start
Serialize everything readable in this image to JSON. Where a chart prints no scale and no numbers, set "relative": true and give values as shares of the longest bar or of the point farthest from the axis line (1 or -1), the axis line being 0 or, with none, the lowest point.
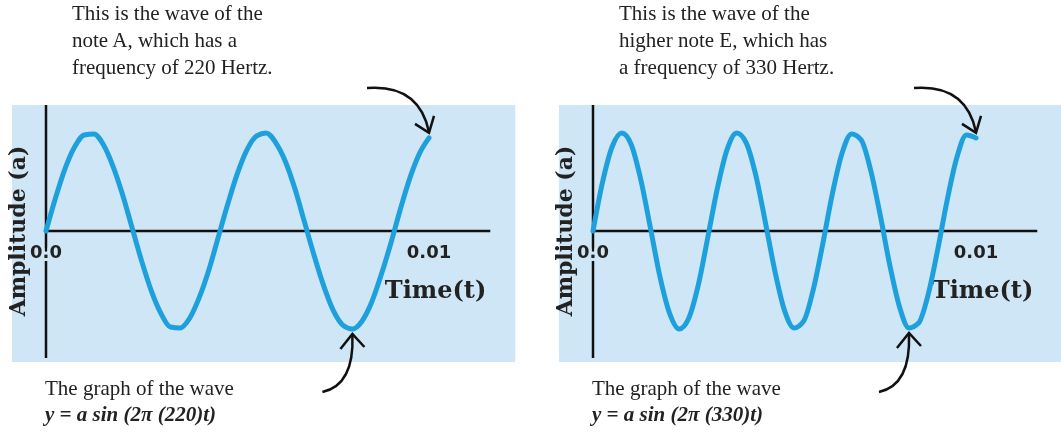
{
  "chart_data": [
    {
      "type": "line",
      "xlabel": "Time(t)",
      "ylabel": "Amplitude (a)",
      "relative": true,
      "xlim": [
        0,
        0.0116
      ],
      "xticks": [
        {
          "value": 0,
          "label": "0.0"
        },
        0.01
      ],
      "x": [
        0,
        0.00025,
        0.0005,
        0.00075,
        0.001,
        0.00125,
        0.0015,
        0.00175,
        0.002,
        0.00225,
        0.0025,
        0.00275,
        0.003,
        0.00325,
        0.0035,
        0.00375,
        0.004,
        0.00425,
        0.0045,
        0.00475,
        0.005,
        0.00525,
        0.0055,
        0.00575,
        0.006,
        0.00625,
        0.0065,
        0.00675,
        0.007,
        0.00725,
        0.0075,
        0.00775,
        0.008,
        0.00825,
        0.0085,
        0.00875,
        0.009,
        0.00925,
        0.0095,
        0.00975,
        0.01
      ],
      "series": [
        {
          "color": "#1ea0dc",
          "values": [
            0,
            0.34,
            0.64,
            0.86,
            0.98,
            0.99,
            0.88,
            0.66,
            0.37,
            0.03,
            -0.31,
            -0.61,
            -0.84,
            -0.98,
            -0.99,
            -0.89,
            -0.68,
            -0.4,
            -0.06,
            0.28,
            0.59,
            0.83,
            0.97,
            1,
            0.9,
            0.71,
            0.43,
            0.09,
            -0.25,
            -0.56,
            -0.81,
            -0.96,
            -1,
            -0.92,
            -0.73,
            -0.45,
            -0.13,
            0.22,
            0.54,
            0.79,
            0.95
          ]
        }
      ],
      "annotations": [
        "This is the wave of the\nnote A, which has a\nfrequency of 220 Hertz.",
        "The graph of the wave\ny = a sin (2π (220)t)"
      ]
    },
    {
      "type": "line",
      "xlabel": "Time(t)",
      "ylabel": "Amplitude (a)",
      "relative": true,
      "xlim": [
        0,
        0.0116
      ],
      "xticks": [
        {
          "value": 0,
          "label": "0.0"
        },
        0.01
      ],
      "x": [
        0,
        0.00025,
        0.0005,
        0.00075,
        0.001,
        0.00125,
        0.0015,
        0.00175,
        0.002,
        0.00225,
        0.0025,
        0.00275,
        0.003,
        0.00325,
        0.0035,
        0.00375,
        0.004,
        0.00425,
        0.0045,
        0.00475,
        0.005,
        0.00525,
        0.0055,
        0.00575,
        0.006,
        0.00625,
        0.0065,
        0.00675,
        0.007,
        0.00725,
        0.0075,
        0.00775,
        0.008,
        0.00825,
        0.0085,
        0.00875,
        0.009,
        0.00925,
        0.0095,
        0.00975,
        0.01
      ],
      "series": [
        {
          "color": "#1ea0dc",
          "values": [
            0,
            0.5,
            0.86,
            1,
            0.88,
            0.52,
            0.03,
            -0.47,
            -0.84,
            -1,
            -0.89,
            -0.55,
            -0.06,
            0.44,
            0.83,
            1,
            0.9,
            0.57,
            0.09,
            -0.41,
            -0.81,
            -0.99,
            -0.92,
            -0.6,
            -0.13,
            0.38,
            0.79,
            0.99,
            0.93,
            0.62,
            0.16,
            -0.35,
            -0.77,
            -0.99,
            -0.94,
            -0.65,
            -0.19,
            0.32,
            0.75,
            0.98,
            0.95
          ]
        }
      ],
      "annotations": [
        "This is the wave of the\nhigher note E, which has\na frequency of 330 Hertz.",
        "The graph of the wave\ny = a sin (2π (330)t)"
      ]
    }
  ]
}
end
start
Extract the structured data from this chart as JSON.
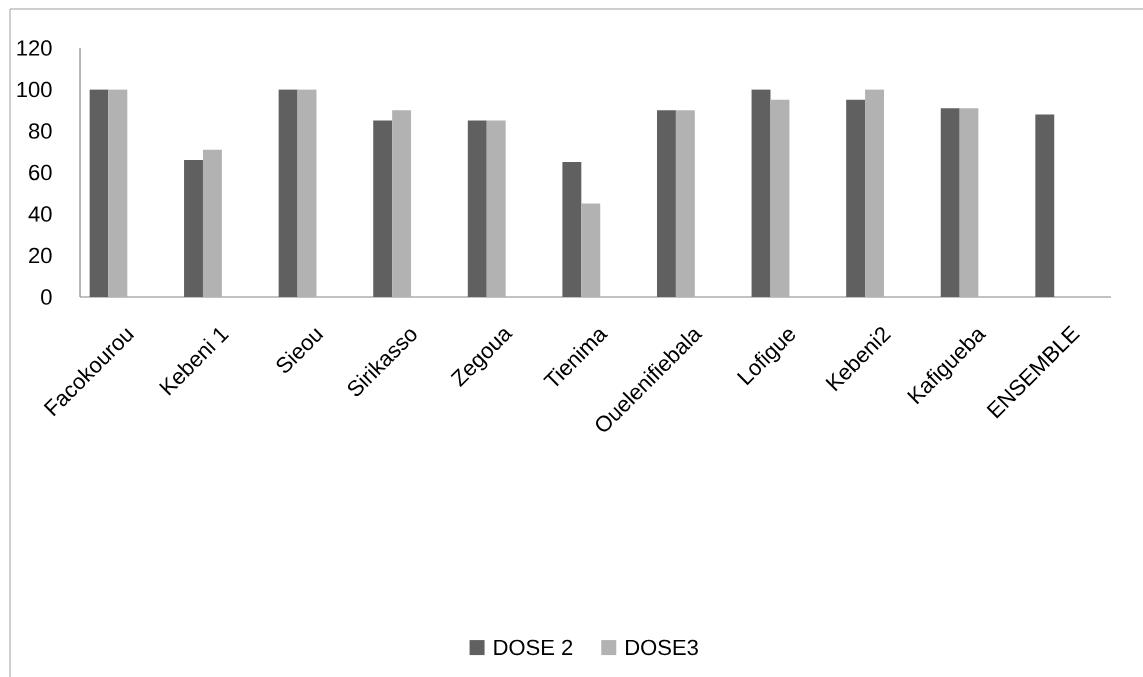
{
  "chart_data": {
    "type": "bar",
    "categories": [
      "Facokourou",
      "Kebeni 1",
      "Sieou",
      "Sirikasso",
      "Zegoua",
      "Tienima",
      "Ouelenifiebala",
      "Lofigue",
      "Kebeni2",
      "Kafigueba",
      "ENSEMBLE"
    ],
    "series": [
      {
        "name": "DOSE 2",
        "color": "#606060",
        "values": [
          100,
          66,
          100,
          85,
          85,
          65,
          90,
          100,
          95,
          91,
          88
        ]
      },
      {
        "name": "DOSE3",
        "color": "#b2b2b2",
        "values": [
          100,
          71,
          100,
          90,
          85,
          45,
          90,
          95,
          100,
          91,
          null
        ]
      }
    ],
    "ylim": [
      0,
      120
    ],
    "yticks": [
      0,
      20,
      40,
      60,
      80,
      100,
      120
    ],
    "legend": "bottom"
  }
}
end
WHAT TO DO:
Using the records above, find and show each line with the string "which".

PROBLEM SOLUTION:
        "This is the wave of the\nnote A, which has a\nfrequency of 220 Hertz.",
        "This is the wave of the\nhigher note E, which has\na frequency of 330 Hertz.",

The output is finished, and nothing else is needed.